[Dataset rows about figures]
************

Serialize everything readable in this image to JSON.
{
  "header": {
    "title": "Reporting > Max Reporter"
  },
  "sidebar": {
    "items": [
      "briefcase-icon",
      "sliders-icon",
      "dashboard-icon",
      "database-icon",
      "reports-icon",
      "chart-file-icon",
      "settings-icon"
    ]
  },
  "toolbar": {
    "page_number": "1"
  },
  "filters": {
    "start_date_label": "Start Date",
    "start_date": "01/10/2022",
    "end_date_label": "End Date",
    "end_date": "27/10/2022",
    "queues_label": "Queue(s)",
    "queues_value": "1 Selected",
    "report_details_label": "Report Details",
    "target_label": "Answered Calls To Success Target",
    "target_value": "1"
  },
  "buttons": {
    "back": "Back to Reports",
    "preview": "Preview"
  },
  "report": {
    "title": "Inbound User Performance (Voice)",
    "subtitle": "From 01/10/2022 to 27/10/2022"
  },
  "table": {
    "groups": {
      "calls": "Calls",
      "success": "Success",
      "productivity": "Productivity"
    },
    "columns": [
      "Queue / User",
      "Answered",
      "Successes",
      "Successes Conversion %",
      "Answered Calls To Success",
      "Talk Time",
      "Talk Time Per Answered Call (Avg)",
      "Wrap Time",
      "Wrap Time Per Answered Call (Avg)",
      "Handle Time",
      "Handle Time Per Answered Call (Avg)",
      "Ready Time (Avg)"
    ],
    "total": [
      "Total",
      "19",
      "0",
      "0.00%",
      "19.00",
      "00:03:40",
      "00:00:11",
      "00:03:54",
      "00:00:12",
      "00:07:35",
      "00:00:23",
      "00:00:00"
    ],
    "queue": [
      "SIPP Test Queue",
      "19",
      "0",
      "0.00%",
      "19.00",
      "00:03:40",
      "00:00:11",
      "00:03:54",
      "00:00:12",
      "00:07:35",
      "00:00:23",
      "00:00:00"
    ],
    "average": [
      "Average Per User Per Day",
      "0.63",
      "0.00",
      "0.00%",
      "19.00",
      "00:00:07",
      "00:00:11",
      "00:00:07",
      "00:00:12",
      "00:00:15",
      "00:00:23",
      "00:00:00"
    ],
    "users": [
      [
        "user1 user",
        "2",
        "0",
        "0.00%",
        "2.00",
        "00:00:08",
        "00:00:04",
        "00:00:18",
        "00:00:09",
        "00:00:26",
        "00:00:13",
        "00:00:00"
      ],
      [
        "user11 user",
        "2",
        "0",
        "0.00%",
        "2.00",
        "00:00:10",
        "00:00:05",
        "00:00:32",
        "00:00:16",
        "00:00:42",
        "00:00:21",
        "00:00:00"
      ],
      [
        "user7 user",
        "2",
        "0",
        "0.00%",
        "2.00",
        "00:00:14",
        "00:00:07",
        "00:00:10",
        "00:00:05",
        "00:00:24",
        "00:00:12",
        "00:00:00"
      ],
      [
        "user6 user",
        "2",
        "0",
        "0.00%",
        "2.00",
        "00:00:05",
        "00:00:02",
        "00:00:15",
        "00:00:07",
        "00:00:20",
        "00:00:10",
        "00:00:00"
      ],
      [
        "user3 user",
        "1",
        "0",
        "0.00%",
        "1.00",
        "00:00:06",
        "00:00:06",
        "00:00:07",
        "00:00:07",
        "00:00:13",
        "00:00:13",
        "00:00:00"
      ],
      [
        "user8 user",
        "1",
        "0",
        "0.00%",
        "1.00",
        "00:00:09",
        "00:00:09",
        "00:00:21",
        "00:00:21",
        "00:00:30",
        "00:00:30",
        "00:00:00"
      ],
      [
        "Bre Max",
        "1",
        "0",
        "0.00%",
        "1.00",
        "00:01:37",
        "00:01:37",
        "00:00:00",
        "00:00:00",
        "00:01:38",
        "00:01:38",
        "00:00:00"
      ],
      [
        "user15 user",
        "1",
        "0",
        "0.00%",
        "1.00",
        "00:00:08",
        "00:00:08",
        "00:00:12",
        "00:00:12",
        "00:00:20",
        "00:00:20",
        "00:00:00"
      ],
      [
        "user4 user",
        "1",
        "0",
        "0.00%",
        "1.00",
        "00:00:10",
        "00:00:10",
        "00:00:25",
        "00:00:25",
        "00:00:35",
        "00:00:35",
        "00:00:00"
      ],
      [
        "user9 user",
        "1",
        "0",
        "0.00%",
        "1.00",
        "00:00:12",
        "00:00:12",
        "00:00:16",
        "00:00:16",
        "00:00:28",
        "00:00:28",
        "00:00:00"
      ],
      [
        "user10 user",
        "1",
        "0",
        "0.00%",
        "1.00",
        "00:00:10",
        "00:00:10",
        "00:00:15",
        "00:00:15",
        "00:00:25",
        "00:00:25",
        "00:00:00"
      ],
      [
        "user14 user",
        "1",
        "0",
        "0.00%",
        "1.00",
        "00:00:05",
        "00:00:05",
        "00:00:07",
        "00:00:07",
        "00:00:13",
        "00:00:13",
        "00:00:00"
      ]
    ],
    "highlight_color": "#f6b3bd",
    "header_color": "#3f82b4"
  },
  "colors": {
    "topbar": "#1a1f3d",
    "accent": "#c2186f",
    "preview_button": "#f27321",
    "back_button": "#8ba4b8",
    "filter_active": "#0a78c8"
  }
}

************

• **SET PROBLEM**: In the listing above, how many lines include the word "Answered"? Answer with the number and nothing more.

• **IN RESPONSE**: 6